Stated goal: Say how many lines contain "axis"; the answer is the number alone.

Entries shown:
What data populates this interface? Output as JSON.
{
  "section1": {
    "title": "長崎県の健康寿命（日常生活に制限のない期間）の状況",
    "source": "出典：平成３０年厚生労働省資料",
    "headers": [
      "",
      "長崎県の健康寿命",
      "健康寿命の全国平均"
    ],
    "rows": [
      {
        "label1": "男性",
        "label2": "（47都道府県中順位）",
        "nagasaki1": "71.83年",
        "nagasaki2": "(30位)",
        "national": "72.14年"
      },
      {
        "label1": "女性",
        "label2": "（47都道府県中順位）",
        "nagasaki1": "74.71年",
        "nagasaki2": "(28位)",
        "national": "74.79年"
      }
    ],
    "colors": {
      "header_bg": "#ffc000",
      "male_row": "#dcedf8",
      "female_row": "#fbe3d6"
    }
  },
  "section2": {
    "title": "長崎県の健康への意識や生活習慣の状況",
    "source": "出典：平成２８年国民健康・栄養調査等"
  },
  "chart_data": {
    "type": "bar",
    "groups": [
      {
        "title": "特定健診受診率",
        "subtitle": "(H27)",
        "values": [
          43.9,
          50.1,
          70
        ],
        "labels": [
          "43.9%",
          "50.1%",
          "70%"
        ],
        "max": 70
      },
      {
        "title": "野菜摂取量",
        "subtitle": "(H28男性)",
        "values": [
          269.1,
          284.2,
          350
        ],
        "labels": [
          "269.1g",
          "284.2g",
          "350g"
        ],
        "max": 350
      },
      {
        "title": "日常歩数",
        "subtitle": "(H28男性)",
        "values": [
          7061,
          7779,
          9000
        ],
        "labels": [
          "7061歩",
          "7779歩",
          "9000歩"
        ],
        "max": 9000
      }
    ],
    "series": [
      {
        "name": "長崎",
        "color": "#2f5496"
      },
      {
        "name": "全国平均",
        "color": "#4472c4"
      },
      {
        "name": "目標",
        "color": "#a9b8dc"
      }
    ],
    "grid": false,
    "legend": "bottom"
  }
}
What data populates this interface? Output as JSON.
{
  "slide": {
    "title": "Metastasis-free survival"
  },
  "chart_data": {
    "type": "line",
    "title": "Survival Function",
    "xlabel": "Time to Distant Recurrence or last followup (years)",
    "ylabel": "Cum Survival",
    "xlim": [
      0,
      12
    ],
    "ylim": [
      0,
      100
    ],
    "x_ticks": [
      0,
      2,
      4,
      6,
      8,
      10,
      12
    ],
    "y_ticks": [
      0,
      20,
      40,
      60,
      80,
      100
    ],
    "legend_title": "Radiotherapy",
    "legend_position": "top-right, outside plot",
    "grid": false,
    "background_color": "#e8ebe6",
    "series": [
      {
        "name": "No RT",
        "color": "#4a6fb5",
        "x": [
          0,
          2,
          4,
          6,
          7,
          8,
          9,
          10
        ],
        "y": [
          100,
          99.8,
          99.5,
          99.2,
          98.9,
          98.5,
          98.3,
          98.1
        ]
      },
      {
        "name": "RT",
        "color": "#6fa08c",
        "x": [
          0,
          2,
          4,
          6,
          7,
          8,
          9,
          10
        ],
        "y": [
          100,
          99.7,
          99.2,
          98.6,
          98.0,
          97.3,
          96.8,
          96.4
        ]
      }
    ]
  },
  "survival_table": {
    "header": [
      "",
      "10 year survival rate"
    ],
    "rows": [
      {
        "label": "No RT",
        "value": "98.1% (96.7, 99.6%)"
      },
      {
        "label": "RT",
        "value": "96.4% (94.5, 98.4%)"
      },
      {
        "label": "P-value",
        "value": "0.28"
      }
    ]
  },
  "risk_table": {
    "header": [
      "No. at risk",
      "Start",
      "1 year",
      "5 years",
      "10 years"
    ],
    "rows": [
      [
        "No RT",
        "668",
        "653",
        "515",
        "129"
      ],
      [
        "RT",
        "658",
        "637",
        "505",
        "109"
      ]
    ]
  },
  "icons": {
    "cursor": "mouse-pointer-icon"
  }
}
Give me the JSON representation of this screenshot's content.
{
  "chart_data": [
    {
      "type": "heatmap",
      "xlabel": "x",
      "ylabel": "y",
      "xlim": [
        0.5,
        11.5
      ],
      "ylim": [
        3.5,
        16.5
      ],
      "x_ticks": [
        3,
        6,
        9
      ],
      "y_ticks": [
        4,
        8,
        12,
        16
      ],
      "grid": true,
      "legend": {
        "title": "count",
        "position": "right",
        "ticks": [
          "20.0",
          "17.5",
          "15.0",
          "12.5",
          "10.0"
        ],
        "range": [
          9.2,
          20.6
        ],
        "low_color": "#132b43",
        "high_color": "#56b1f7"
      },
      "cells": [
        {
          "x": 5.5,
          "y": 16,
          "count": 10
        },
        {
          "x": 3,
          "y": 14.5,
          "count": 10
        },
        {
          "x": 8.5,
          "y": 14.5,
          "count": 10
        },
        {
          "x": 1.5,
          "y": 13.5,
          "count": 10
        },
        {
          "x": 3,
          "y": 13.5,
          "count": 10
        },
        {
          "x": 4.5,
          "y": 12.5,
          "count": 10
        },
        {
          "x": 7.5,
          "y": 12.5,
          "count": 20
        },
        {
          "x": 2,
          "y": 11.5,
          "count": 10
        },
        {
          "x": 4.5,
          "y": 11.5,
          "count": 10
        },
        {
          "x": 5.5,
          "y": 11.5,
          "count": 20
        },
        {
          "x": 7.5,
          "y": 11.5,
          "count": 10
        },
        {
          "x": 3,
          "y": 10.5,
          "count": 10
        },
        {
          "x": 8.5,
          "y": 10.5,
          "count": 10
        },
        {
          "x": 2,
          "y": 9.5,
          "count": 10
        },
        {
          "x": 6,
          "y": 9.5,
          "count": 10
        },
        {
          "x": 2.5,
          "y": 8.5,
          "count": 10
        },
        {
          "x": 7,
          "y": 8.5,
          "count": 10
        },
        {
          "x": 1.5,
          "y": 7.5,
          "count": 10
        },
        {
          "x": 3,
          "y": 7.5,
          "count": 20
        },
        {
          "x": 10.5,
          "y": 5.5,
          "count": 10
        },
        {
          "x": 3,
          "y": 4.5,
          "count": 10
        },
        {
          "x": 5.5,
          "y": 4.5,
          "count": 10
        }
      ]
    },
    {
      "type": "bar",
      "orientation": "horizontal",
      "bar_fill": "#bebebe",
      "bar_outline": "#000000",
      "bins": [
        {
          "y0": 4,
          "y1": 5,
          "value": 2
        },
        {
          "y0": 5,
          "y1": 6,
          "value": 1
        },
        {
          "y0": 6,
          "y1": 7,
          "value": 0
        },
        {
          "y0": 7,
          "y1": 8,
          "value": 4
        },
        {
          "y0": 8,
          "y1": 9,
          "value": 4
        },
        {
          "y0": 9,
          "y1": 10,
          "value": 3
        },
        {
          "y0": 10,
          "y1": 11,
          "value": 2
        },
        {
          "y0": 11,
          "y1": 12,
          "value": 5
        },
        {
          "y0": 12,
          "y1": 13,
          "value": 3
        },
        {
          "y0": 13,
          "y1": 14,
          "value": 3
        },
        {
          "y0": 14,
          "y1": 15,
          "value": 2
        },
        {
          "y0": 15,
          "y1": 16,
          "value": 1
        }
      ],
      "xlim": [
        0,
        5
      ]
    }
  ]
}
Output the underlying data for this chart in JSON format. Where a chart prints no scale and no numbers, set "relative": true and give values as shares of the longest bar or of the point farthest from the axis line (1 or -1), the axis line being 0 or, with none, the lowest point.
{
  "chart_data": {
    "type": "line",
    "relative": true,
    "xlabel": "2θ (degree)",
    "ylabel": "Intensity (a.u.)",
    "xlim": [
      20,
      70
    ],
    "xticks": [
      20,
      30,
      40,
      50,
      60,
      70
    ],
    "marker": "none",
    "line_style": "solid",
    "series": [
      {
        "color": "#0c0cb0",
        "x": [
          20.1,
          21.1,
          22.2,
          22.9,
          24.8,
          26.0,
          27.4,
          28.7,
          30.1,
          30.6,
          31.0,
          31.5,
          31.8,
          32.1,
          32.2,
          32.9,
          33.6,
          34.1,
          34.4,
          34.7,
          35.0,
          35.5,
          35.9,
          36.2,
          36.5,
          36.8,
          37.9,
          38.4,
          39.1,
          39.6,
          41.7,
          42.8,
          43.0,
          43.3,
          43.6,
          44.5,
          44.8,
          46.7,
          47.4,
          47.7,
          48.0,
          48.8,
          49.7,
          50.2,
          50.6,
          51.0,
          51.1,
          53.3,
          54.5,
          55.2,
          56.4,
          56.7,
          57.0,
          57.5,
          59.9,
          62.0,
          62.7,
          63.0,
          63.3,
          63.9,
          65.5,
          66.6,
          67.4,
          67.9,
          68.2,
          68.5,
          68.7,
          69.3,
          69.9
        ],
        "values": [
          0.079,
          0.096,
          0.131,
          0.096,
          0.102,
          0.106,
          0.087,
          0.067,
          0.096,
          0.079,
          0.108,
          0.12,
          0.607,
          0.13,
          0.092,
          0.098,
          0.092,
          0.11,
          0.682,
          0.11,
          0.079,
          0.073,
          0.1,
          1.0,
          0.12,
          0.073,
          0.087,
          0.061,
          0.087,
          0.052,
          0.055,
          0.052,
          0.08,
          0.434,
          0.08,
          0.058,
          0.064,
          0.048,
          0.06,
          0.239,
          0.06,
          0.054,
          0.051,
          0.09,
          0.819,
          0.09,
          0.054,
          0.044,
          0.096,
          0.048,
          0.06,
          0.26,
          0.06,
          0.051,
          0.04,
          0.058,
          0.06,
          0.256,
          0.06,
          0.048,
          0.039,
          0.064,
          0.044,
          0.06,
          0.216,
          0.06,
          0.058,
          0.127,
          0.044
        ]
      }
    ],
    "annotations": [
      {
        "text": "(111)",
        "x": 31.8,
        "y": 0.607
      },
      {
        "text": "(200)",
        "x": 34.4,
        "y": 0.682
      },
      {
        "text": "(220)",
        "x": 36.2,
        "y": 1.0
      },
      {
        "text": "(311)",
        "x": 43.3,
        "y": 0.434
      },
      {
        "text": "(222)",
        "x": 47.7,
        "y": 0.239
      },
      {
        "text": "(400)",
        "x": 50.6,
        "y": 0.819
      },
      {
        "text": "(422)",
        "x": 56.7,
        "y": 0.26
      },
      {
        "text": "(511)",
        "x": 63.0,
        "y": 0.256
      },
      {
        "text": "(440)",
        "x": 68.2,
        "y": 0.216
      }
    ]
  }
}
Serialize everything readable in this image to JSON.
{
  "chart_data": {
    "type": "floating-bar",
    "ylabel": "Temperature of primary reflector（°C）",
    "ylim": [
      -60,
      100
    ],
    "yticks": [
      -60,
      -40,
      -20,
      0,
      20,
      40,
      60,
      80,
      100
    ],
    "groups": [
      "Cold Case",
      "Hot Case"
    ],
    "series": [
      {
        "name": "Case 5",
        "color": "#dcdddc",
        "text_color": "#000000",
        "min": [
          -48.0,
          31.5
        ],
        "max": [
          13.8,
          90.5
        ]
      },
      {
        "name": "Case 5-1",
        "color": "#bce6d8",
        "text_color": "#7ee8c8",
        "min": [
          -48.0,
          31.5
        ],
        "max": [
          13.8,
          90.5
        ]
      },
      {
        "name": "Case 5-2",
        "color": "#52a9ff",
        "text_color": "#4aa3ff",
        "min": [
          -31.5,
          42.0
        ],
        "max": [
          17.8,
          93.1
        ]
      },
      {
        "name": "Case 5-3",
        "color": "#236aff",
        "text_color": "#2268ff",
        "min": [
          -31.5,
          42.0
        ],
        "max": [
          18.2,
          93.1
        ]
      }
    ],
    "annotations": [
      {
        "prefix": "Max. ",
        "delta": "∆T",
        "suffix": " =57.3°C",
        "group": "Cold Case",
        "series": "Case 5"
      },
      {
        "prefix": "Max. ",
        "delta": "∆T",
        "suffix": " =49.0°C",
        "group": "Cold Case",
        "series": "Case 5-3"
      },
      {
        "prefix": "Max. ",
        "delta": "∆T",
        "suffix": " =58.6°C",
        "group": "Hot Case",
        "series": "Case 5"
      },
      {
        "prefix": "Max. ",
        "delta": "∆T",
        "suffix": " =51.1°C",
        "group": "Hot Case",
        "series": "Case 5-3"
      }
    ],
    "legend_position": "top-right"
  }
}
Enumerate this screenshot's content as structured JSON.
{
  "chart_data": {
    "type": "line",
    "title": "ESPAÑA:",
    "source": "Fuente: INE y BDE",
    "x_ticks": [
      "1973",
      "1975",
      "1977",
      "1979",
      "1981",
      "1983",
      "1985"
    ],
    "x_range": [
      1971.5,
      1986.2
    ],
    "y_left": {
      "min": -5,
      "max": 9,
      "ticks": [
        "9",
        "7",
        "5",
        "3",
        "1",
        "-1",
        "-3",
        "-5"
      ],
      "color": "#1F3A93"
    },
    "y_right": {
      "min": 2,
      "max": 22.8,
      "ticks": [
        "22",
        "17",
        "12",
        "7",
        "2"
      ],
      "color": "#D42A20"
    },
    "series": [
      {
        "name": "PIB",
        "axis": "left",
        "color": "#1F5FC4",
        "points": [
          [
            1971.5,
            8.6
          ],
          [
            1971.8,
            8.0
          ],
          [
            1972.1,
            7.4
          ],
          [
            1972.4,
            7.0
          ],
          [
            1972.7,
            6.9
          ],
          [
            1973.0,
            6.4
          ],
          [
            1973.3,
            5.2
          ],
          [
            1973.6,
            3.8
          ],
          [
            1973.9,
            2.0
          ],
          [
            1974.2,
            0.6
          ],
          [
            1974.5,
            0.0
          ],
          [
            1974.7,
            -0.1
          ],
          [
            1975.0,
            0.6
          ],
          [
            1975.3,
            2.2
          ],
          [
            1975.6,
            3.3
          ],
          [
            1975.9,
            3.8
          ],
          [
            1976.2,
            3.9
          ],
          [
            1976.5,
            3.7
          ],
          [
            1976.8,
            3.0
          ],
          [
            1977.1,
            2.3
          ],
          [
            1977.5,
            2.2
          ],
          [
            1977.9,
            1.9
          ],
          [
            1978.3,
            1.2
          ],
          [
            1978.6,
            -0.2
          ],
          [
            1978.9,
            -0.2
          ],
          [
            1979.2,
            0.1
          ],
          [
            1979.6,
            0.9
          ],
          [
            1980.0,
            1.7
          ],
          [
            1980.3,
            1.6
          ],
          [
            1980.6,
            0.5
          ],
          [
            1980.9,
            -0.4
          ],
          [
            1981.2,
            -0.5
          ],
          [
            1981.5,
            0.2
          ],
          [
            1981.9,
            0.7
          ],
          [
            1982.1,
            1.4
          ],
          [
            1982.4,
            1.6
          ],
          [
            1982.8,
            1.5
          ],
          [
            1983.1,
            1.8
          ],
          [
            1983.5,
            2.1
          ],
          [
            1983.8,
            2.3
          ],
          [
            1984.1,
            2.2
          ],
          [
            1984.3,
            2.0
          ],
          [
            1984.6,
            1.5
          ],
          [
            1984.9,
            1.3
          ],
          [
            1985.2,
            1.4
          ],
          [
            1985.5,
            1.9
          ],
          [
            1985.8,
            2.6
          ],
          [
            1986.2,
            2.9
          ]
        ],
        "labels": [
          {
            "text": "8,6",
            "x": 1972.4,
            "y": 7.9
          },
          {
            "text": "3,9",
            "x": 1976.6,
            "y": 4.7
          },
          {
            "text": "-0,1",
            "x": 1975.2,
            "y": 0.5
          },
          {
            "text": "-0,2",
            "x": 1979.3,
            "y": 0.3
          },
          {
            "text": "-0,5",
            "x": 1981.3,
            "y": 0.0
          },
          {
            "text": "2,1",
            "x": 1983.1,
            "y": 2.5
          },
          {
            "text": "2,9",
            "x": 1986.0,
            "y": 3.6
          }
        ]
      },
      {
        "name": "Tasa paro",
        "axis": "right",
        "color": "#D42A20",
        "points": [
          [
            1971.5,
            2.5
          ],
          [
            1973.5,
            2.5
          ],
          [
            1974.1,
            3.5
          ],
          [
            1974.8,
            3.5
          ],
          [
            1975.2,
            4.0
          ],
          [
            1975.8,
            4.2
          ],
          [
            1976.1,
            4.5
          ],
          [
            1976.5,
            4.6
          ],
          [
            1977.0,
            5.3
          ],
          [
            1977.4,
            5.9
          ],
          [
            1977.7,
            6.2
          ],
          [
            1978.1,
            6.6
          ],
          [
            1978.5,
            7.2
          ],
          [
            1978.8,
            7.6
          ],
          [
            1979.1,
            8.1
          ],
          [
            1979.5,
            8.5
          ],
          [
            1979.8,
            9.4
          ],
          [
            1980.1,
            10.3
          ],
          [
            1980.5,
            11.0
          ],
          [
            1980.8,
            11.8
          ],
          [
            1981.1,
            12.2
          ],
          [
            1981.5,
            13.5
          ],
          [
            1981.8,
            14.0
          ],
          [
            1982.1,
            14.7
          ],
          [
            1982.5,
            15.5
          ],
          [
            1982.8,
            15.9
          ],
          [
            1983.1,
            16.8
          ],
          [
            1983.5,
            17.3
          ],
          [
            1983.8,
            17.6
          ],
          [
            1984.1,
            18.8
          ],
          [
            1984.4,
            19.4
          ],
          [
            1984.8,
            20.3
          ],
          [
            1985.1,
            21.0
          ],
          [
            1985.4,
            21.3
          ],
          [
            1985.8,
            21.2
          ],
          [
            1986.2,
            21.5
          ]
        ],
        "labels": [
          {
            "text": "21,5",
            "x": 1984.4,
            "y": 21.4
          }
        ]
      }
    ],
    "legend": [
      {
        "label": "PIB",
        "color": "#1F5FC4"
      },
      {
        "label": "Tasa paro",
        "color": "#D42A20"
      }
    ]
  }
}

Exercise output: 3